◆ **DO THIS**
Please copy all the lines that follow, word for word.

◆ **RAW RECORDS**
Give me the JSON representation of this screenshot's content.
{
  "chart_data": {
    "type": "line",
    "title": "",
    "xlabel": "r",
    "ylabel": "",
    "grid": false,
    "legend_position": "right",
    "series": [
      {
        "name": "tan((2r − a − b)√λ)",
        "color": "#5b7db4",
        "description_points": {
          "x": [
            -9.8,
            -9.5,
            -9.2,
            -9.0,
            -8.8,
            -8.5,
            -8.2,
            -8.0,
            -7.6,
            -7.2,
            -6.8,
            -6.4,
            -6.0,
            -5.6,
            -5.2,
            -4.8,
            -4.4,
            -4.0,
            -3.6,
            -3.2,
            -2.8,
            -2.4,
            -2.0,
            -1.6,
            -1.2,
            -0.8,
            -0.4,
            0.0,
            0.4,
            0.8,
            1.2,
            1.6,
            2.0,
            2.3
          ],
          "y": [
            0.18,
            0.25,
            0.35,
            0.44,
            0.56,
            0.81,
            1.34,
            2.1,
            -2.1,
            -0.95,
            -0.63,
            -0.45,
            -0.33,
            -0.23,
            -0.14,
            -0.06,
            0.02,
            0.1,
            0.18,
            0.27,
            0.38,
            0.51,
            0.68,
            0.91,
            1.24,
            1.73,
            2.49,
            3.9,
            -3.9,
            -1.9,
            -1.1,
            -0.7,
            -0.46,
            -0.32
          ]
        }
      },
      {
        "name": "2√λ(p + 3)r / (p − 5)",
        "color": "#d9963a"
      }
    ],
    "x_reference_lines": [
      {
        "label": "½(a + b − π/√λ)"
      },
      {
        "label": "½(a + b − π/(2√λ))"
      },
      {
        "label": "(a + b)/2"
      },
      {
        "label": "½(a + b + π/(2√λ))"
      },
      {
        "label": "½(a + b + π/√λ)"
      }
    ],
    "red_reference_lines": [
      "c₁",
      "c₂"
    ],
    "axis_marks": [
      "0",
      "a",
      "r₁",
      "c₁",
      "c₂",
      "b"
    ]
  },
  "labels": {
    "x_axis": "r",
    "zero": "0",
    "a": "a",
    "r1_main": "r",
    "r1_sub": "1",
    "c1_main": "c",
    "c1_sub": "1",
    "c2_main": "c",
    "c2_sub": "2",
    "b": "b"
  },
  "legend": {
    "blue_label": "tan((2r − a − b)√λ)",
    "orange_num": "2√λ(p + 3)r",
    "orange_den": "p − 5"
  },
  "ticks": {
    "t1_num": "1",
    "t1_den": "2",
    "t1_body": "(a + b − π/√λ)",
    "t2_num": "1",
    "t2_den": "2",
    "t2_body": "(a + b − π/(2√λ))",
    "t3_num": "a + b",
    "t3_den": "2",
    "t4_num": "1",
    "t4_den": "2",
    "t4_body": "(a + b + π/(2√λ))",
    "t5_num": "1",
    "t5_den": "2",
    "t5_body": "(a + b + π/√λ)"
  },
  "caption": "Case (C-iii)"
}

◆ **SOLUTION**
Give me the JSON representation of this screenshot's content.
{
  "chart_data": {
    "type": "line",
    "title": "",
    "xlabel": "r",
    "ylabel": "",
    "grid": false,
    "legend_position": "right",
    "series": [
      {
        "name": "tan((2r − a − b)√λ)",
        "color": "#5b7db4",
        "description_points": {
          "x": [
            -9.8,
            -9.5,
            -9.2,
            -9.0,
            -8.8,
            -8.5,
            -8.2,
            -8.0,
            -7.6,
            -7.2,
            -6.8,
            -6.4,
            -6.0,
            -5.6,
            -5.2,
            -4.8,
            -4.4,
            -4.0,
            -3.6,
            -3.2,
            -2.8,
            -2.4,
            -2.0,
            -1.6,
            -1.2,
            -0.8,
            -0.4,
            0.0,
            0.4,
            0.8,
            1.2,
            1.6,
            2.0,
            2.3
          ],
          "y": [
            0.18,
            0.25,
            0.35,
            0.44,
            0.56,
            0.81,
            1.34,
            2.1,
            -2.1,
            -0.95,
            -0.63,
            -0.45,
            -0.33,
            -0.23,
            -0.14,
            -0.06,
            0.02,
            0.1,
            0.18,
            0.27,
            0.38,
            0.51,
            0.68,
            0.91,
            1.24,
            1.73,
            2.49,
            3.9,
            -3.9,
            -1.9,
            -1.1,
            -0.7,
            -0.46,
            -0.32
          ]
        }
      },
      {
        "name": "2√λ(p + 3)r / (p − 5)",
        "color": "#d9963a"
      }
    ],
    "x_reference_lines": [
      {
        "label": "½(a + b − π/√λ)"
      },
      {
        "label": "½(a + b − π/(2√λ))"
      },
      {
        "label": "(a + b)/2"
      },
      {
        "label": "½(a + b + π/(2√λ))"
      },
      {
        "label": "½(a + b + π/√λ)"
      }
    ],
    "red_reference_lines": [
      "c₁",
      "c₂"
    ],
    "axis_marks": [
      "0",
      "a",
      "r₁",
      "c₁",
      "c₂",
      "b"
    ]
  },
  "labels": {
    "x_axis": "r",
    "zero": "0",
    "a": "a",
    "r1_main": "r",
    "r1_sub": "1",
    "c1_main": "c",
    "c1_sub": "1",
    "c2_main": "c",
    "c2_sub": "2",
    "b": "b"
  },
  "legend": {
    "blue_label": "tan((2r − a − b)√λ)",
    "orange_num": "2√λ(p + 3)r",
    "orange_den": "p − 5"
  },
  "ticks": {
    "t1_num": "1",
    "t1_den": "2",
    "t1_body": "(a + b − π/√λ)",
    "t2_num": "1",
    "t2_den": "2",
    "t2_body": "(a + b − π/(2√λ))",
    "t3_num": "a + b",
    "t3_den": "2",
    "t4_num": "1",
    "t4_den": "2",
    "t4_body": "(a + b + π/(2√λ))",
    "t5_num": "1",
    "t5_den": "2",
    "t5_body": "(a + b + π/√λ)"
  },
  "caption": "Case (C-iii)"
}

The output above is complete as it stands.